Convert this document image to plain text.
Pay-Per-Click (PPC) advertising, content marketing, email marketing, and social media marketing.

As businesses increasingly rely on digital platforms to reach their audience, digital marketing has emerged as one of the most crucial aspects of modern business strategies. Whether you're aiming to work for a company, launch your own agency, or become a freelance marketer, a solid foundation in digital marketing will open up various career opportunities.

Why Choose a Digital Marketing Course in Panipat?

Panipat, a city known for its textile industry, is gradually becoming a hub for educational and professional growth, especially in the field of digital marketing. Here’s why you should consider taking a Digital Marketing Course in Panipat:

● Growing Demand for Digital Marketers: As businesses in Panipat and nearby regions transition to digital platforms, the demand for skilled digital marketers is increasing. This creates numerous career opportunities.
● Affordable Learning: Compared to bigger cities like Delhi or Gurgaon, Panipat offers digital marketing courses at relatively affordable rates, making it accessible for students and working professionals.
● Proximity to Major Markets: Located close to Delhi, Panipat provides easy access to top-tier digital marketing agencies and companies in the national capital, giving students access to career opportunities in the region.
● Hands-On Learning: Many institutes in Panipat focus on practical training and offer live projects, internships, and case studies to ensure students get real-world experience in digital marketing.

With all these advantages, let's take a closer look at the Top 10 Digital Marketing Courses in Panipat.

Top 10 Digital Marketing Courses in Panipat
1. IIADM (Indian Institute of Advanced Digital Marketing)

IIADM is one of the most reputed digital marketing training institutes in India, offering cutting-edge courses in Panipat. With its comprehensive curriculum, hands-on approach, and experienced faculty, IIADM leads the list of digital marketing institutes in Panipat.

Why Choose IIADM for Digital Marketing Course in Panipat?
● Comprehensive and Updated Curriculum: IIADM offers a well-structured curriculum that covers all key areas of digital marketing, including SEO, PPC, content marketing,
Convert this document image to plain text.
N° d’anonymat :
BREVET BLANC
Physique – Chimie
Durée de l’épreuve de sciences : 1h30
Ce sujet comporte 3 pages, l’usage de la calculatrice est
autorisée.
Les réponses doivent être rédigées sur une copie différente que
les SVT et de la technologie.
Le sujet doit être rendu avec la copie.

* _WHAT YOU ARE ASKED TO DO_:
Write out the complete set of records exactly as given.

* _TASK SOLUTION_:
Convert this document image to plain text.
Pay-Per-Click (PPC) advertising, content marketing, email marketing, and social media marketing.

As businesses increasingly rely on digital platforms to reach their audience, digital marketing has emerged as one of the most crucial aspects of modern business strategies. Whether you're aiming to work for a company, launch your own agency, or become a freelance marketer, a solid foundation in digital marketing will open up various career opportunities.

Why Choose a Digital Marketing Course in Panipat?

Panipat, a city known for its textile industry, is gradually becoming a hub for educational and professional growth, especially in the field of digital marketing. Here’s why you should consider taking a Digital Marketing Course in Panipat:

● Growing Demand for Digital Marketers: As businesses in Panipat and nearby regions transition to digital platforms, the demand for skilled digital marketers is increasing. This creates numerous career opportunities.
● Affordable Learning: Compared to bigger cities like Delhi or Gurgaon, Panipat offers digital marketing courses at relatively affordable rates, making it accessible for students and working professionals.
● Proximity to Major Markets: Located close to Delhi, Panipat provides easy access to top-tier digital marketing agencies and companies in the national capital, giving students access to career opportunities in the region.
● Hands-On Learning: Many institutes in Panipat focus on practical training and offer live projects, internships, and case studies to ensure students get real-world experience in digital marketing.

With all these advantages, let's take a closer look at the Top 10 Digital Marketing Courses in Panipat.

Top 10 Digital Marketing Courses in Panipat
1. IIADM (Indian Institute of Advanced Digital Marketing)

IIADM is one of the most reputed digital marketing training institutes in India, offering cutting-edge courses in Panipat. With its comprehensive curriculum, hands-on approach, and experienced faculty, IIADM leads the list of digital marketing institutes in Panipat.

Why Choose IIADM for Digital Marketing Course in Panipat?
● Comprehensive and Updated Curriculum: IIADM offers a well-structured curriculum that covers all key areas of digital marketing, including SEO, PPC, content marketing,
Convert this document image to plain text.
N° d’anonymat :
BREVET BLANC
Physique – Chimie
Durée de l’épreuve de sciences : 1h30
Ce sujet comporte 3 pages, l’usage de la calculatrice est
autorisée.
Les réponses doivent être rédigées sur une copie différente que
les SVT et de la technologie.
Le sujet doit être rendu avec la copie.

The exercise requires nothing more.